• Set exercise: Restate the full listing word for word and leave the pictures out.

• Record excerpts:
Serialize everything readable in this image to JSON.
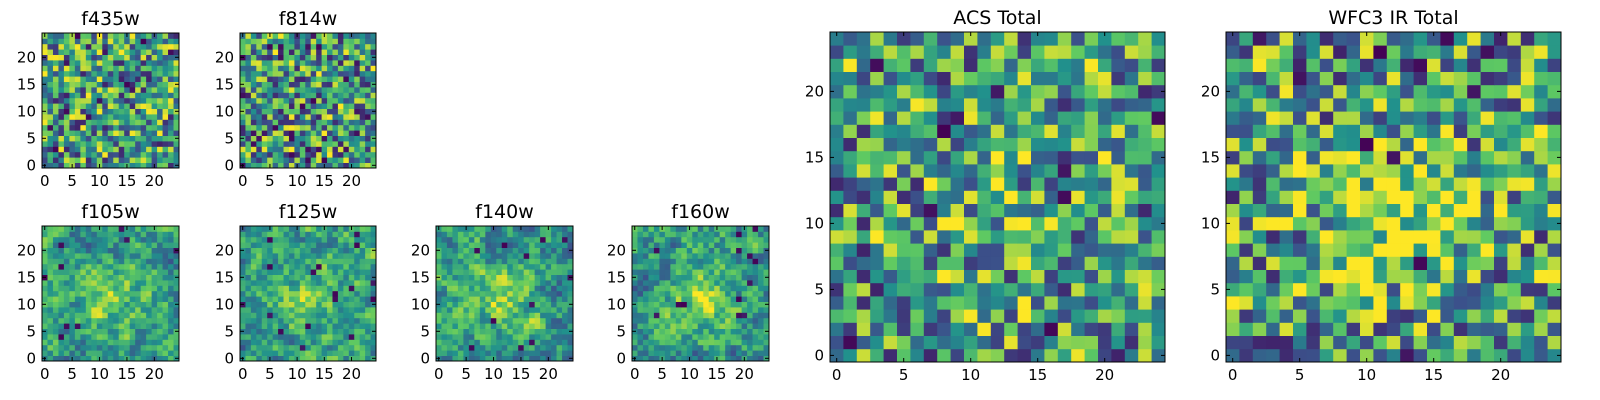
{
  "figure": {
    "description_free": true,
    "colormap_name": "viridis",
    "colormap_stops": [
      "#440154",
      "#3b528b",
      "#21918c",
      "#5ec962",
      "#fde725"
    ]
  },
  "chart_data": [
    {
      "id": "f435w",
      "type": "heatmap",
      "title": "f435w",
      "grid_size": 25,
      "xlim": [
        -0.5,
        24.5
      ],
      "ylim": [
        -0.5,
        24.5
      ],
      "xticks": [
        0,
        5,
        10,
        15,
        20
      ],
      "yticks": [
        0,
        5,
        10,
        15,
        20
      ],
      "seed": 11,
      "smooth": 0,
      "dark_rate": 0.03,
      "bright_center": 0.0,
      "values_note": "pixel intensities normalized 0-1 (noise-dominated)"
    },
    {
      "id": "f814w",
      "type": "heatmap",
      "title": "f814w",
      "grid_size": 25,
      "xlim": [
        -0.5,
        24.5
      ],
      "ylim": [
        -0.5,
        24.5
      ],
      "xticks": [
        0,
        5,
        10,
        15,
        20
      ],
      "yticks": [
        0,
        5,
        10,
        15,
        20
      ],
      "seed": 23,
      "smooth": 0,
      "dark_rate": 0.04,
      "bright_center": 0.0,
      "values_note": "pixel intensities normalized 0-1 (noise-dominated)"
    },
    {
      "id": "f105w",
      "type": "heatmap",
      "title": "f105w",
      "grid_size": 25,
      "xlim": [
        -0.5,
        24.5
      ],
      "ylim": [
        -0.5,
        24.5
      ],
      "xticks": [
        0,
        5,
        10,
        15,
        20
      ],
      "yticks": [
        0,
        5,
        10,
        15,
        20
      ],
      "seed": 37,
      "smooth": 1,
      "dark_rate": 0.015,
      "bright_center": 0.25,
      "values_note": "pixel intensities normalized 0-1"
    },
    {
      "id": "f125w",
      "type": "heatmap",
      "title": "f125w",
      "grid_size": 25,
      "xlim": [
        -0.5,
        24.5
      ],
      "ylim": [
        -0.5,
        24.5
      ],
      "xticks": [
        0,
        5,
        10,
        15,
        20
      ],
      "yticks": [
        0,
        5,
        10,
        15,
        20
      ],
      "seed": 41,
      "smooth": 1,
      "dark_rate": 0.02,
      "bright_center": 0.25,
      "values_note": "pixel intensities normalized 0-1"
    },
    {
      "id": "f140w",
      "type": "heatmap",
      "title": "f140w",
      "grid_size": 25,
      "xlim": [
        -0.5,
        24.5
      ],
      "ylim": [
        -0.5,
        24.5
      ],
      "xticks": [
        0,
        5,
        10,
        15,
        20
      ],
      "yticks": [
        0,
        5,
        10,
        15,
        20
      ],
      "seed": 53,
      "smooth": 1,
      "dark_rate": 0.02,
      "bright_center": 0.25,
      "values_note": "pixel intensities normalized 0-1"
    },
    {
      "id": "f160w",
      "type": "heatmap",
      "title": "f160w",
      "grid_size": 25,
      "xlim": [
        -0.5,
        24.5
      ],
      "ylim": [
        -0.5,
        24.5
      ],
      "xticks": [
        0,
        5,
        10,
        15,
        20
      ],
      "yticks": [
        0,
        5,
        10,
        15,
        20
      ],
      "seed": 67,
      "smooth": 1,
      "dark_rate": 0.02,
      "bright_center": 0.3,
      "values_note": "pixel intensities normalized 0-1"
    },
    {
      "id": "acs_total",
      "type": "heatmap",
      "title": "ACS Total",
      "grid_size": 25,
      "xlim": [
        -0.5,
        24.5
      ],
      "ylim": [
        -0.5,
        24.5
      ],
      "xticks": [
        0,
        5,
        10,
        15,
        20
      ],
      "yticks": [
        0,
        5,
        10,
        15,
        20
      ],
      "seed": 79,
      "smooth": 0,
      "dark_rate": 0.025,
      "bright_center": 0.1,
      "values_note": "pixel intensities normalized 0-1"
    },
    {
      "id": "wfc3_ir_total",
      "type": "heatmap",
      "title": "WFC3 IR Total",
      "grid_size": 25,
      "xlim": [
        -0.5,
        24.5
      ],
      "ylim": [
        -0.5,
        24.5
      ],
      "xticks": [
        0,
        5,
        10,
        15,
        20
      ],
      "yticks": [
        0,
        5,
        10,
        15,
        20
      ],
      "seed": 97,
      "smooth": 0,
      "dark_rate": 0.025,
      "bright_center": 0.35,
      "values_note": "pixel intensities normalized 0-1"
    }
  ]
}
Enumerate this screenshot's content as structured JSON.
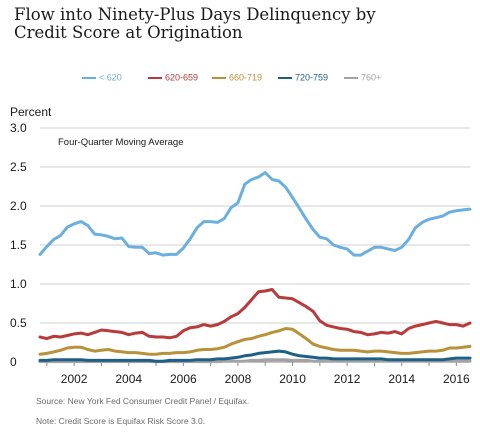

• Finished answer:
Serialize everything readable in this image to JSON.
{
  "figure": {
    "description_free": true,
    "colormap_name": "viridis",
    "colormap_stops": [
      "#440154",
      "#3b528b",
      "#21918c",
      "#5ec962",
      "#fde725"
    ]
  },
  "chart_data": [
    {
      "id": "f435w",
      "type": "heatmap",
      "title": "f435w",
      "grid_size": 25,
      "xlim": [
        -0.5,
        24.5
      ],
      "ylim": [
        -0.5,
        24.5
      ],
      "xticks": [
        0,
        5,
        10,
        15,
        20
      ],
      "yticks": [
        0,
        5,
        10,
        15,
        20
      ],
      "seed": 11,
      "smooth": 0,
      "dark_rate": 0.03,
      "bright_center": 0.0,
      "values_note": "pixel intensities normalized 0-1 (noise-dominated)"
    },
    {
      "id": "f814w",
      "type": "heatmap",
      "title": "f814w",
      "grid_size": 25,
      "xlim": [
        -0.5,
        24.5
      ],
      "ylim": [
        -0.5,
        24.5
      ],
      "xticks": [
        0,
        5,
        10,
        15,
        20
      ],
      "yticks": [
        0,
        5,
        10,
        15,
        20
      ],
      "seed": 23,
      "smooth": 0,
      "dark_rate": 0.04,
      "bright_center": 0.0,
      "values_note": "pixel intensities normalized 0-1 (noise-dominated)"
    },
    {
      "id": "f105w",
      "type": "heatmap",
      "title": "f105w",
      "grid_size": 25,
      "xlim": [
        -0.5,
        24.5
      ],
      "ylim": [
        -0.5,
        24.5
      ],
      "xticks": [
        0,
        5,
        10,
        15,
        20
      ],
      "yticks": [
        0,
        5,
        10,
        15,
        20
      ],
      "seed": 37,
      "smooth": 1,
      "dark_rate": 0.015,
      "bright_center": 0.25,
      "values_note": "pixel intensities normalized 0-1"
    },
    {
      "id": "f125w",
      "type": "heatmap",
      "title": "f125w",
      "grid_size": 25,
      "xlim": [
        -0.5,
        24.5
      ],
      "ylim": [
        -0.5,
        24.5
      ],
      "xticks": [
        0,
        5,
        10,
        15,
        20
      ],
      "yticks": [
        0,
        5,
        10,
        15,
        20
      ],
      "seed": 41,
      "smooth": 1,
      "dark_rate": 0.02,
      "bright_center": 0.25,
      "values_note": "pixel intensities normalized 0-1"
    },
    {
      "id": "f140w",
      "type": "heatmap",
      "title": "f140w",
      "grid_size": 25,
      "xlim": [
        -0.5,
        24.5
      ],
      "ylim": [
        -0.5,
        24.5
      ],
      "xticks": [
        0,
        5,
        10,
        15,
        20
      ],
      "yticks": [
        0,
        5,
        10,
        15,
        20
      ],
      "seed": 53,
      "smooth": 1,
      "dark_rate": 0.02,
      "bright_center": 0.25,
      "values_note": "pixel intensities normalized 0-1"
    },
    {
      "id": "f160w",
      "type": "heatmap",
      "title": "f160w",
      "grid_size": 25,
      "xlim": [
        -0.5,
        24.5
      ],
      "ylim": [
        -0.5,
        24.5
      ],
      "xticks": [
        0,
        5,
        10,
        15,
        20
      ],
      "yticks": [
        0,
        5,
        10,
        15,
        20
      ],
      "seed": 67,
      "smooth": 1,
      "dark_rate": 0.02,
      "bright_center": 0.3,
      "values_note": "pixel intensities normalized 0-1"
    },
    {
      "id": "acs_total",
      "type": "heatmap",
      "title": "ACS Total",
      "grid_size": 25,
      "xlim": [
        -0.5,
        24.5
      ],
      "ylim": [
        -0.5,
        24.5
      ],
      "xticks": [
        0,
        5,
        10,
        15,
        20
      ],
      "yticks": [
        0,
        5,
        10,
        15,
        20
      ],
      "seed": 79,
      "smooth": 0,
      "dark_rate": 0.025,
      "bright_center": 0.1,
      "values_note": "pixel intensities normalized 0-1"
    },
    {
      "id": "wfc3_ir_total",
      "type": "heatmap",
      "title": "WFC3 IR Total",
      "grid_size": 25,
      "xlim": [
        -0.5,
        24.5
      ],
      "ylim": [
        -0.5,
        24.5
      ],
      "xticks": [
        0,
        5,
        10,
        15,
        20
      ],
      "yticks": [
        0,
        5,
        10,
        15,
        20
      ],
      "seed": 97,
      "smooth": 0,
      "dark_rate": 0.025,
      "bright_center": 0.35,
      "values_note": "pixel intensities normalized 0-1"
    }
  ]
}
Enumerate this screenshot's content as structured JSON.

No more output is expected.